What to produce - Reproduce all the lines exactly as they stand, apart from the pictures.

─── Data for this exercise ───

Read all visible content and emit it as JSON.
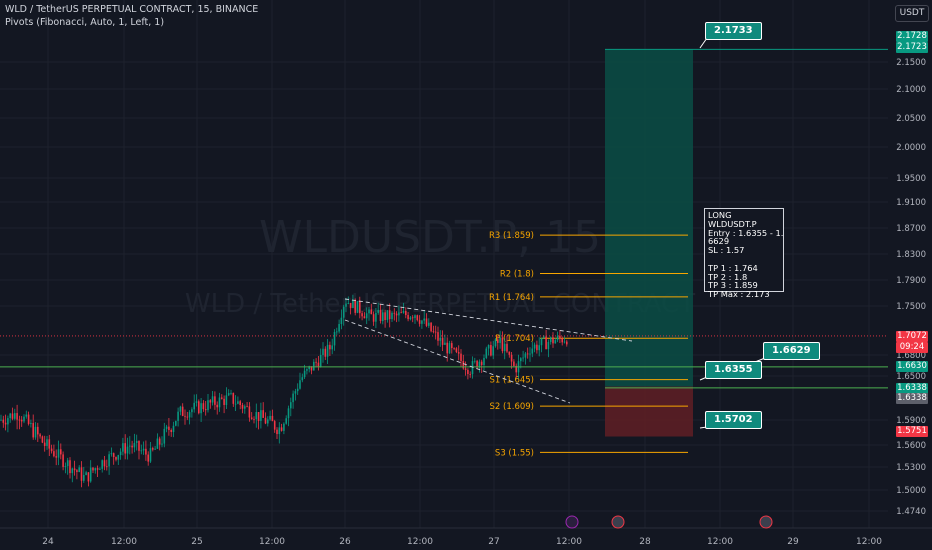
{
  "header": {
    "symbol_line": "WLD / TetherUS PERPETUAL CONTRACT, 15, BINANCE",
    "indicator_line": "Pivots (Fibonacci, Auto, 1, Left, 1)",
    "currency": "USDT"
  },
  "watermark": {
    "ticker": "WLDUSDT.P, 15",
    "name": "WLD / TetherUS PERPETUAL CONTRACT"
  },
  "chart_data": {
    "type": "candlestick",
    "y_ticks": [
      "2.1500",
      "2.1000",
      "2.0500",
      "2.0000",
      "1.9500",
      "1.9100",
      "1.8700",
      "1.8300",
      "1.7900",
      "1.7500",
      "1.6800",
      "1.6500",
      "1.5900",
      "1.5600",
      "1.5300",
      "1.5000",
      "1.4740"
    ],
    "x_ticks": [
      "24",
      "12:00",
      "25",
      "12:00",
      "26",
      "12:00",
      "27",
      "12:00",
      "28",
      "12:00",
      "29",
      "12:00"
    ],
    "pivots": [
      {
        "label": "R3 (1.859)",
        "value": 1.859
      },
      {
        "label": "R2 (1.8)",
        "value": 1.8
      },
      {
        "label": "R1 (1.764)",
        "value": 1.764
      },
      {
        "label": "P (1.704)",
        "value": 1.704
      },
      {
        "label": "S1 (1.645)",
        "value": 1.645
      },
      {
        "label": "S2 (1.609)",
        "value": 1.609
      },
      {
        "label": "S3 (1.55)",
        "value": 1.55
      }
    ],
    "price_boxes": [
      {
        "text": "2.1728",
        "color": "#089981"
      },
      {
        "text": "2.1723",
        "color": "#089981"
      },
      {
        "text": "1.7072",
        "color": "#f23645"
      },
      {
        "text": "09:24",
        "color": "#f23645"
      },
      {
        "text": "1.6630",
        "color": "#089981"
      },
      {
        "text": "1.6338",
        "color": "#089981"
      },
      {
        "text": "1.6338",
        "color": "#5d606b"
      },
      {
        "text": "1.5751",
        "color": "#f23645"
      }
    ],
    "target_tags": [
      "2.1733",
      "1.6629",
      "1.6355",
      "1.5702"
    ],
    "trade_info": {
      "side": "LONG",
      "symbol": "WLDUSDT.P",
      "entry": "Entry : 1.6355 - 1.\n6629",
      "sl": "SL : 1.57",
      "tp1": "TP 1 : 1.764",
      "tp2": "TP 2 : 1.8",
      "tp3": "TP 3 : 1.859",
      "tpmax": "TP Max : 2.173"
    },
    "colors": {
      "up": "#089981",
      "down": "#f23645",
      "pivot": "#f7a600",
      "target_zone": "#0b4d45",
      "stop_zone": "#5c1e25"
    }
  }
}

───

Answer to the task -
Read all visible content and emit it as JSON.
{
  "header": {
    "symbol_line": "WLD / TetherUS PERPETUAL CONTRACT, 15, BINANCE",
    "indicator_line": "Pivots (Fibonacci, Auto, 1, Left, 1)",
    "currency": "USDT"
  },
  "watermark": {
    "ticker": "WLDUSDT.P, 15",
    "name": "WLD / TetherUS PERPETUAL CONTRACT"
  },
  "chart_data": {
    "type": "candlestick",
    "y_ticks": [
      "2.1500",
      "2.1000",
      "2.0500",
      "2.0000",
      "1.9500",
      "1.9100",
      "1.8700",
      "1.8300",
      "1.7900",
      "1.7500",
      "1.6800",
      "1.6500",
      "1.5900",
      "1.5600",
      "1.5300",
      "1.5000",
      "1.4740"
    ],
    "x_ticks": [
      "24",
      "12:00",
      "25",
      "12:00",
      "26",
      "12:00",
      "27",
      "12:00",
      "28",
      "12:00",
      "29",
      "12:00"
    ],
    "pivots": [
      {
        "label": "R3 (1.859)",
        "value": 1.859
      },
      {
        "label": "R2 (1.8)",
        "value": 1.8
      },
      {
        "label": "R1 (1.764)",
        "value": 1.764
      },
      {
        "label": "P (1.704)",
        "value": 1.704
      },
      {
        "label": "S1 (1.645)",
        "value": 1.645
      },
      {
        "label": "S2 (1.609)",
        "value": 1.609
      },
      {
        "label": "S3 (1.55)",
        "value": 1.55
      }
    ],
    "price_boxes": [
      {
        "text": "2.1728",
        "color": "#089981"
      },
      {
        "text": "2.1723",
        "color": "#089981"
      },
      {
        "text": "1.7072",
        "color": "#f23645"
      },
      {
        "text": "09:24",
        "color": "#f23645"
      },
      {
        "text": "1.6630",
        "color": "#089981"
      },
      {
        "text": "1.6338",
        "color": "#089981"
      },
      {
        "text": "1.6338",
        "color": "#5d606b"
      },
      {
        "text": "1.5751",
        "color": "#f23645"
      }
    ],
    "target_tags": [
      "2.1733",
      "1.6629",
      "1.6355",
      "1.5702"
    ],
    "trade_info": {
      "side": "LONG",
      "symbol": "WLDUSDT.P",
      "entry": "Entry : 1.6355 - 1.\n6629",
      "sl": "SL : 1.57",
      "tp1": "TP 1 : 1.764",
      "tp2": "TP 2 : 1.8",
      "tp3": "TP 3 : 1.859",
      "tpmax": "TP Max : 2.173"
    },
    "colors": {
      "up": "#089981",
      "down": "#f23645",
      "pivot": "#f7a600",
      "target_zone": "#0b4d45",
      "stop_zone": "#5c1e25"
    }
  }
}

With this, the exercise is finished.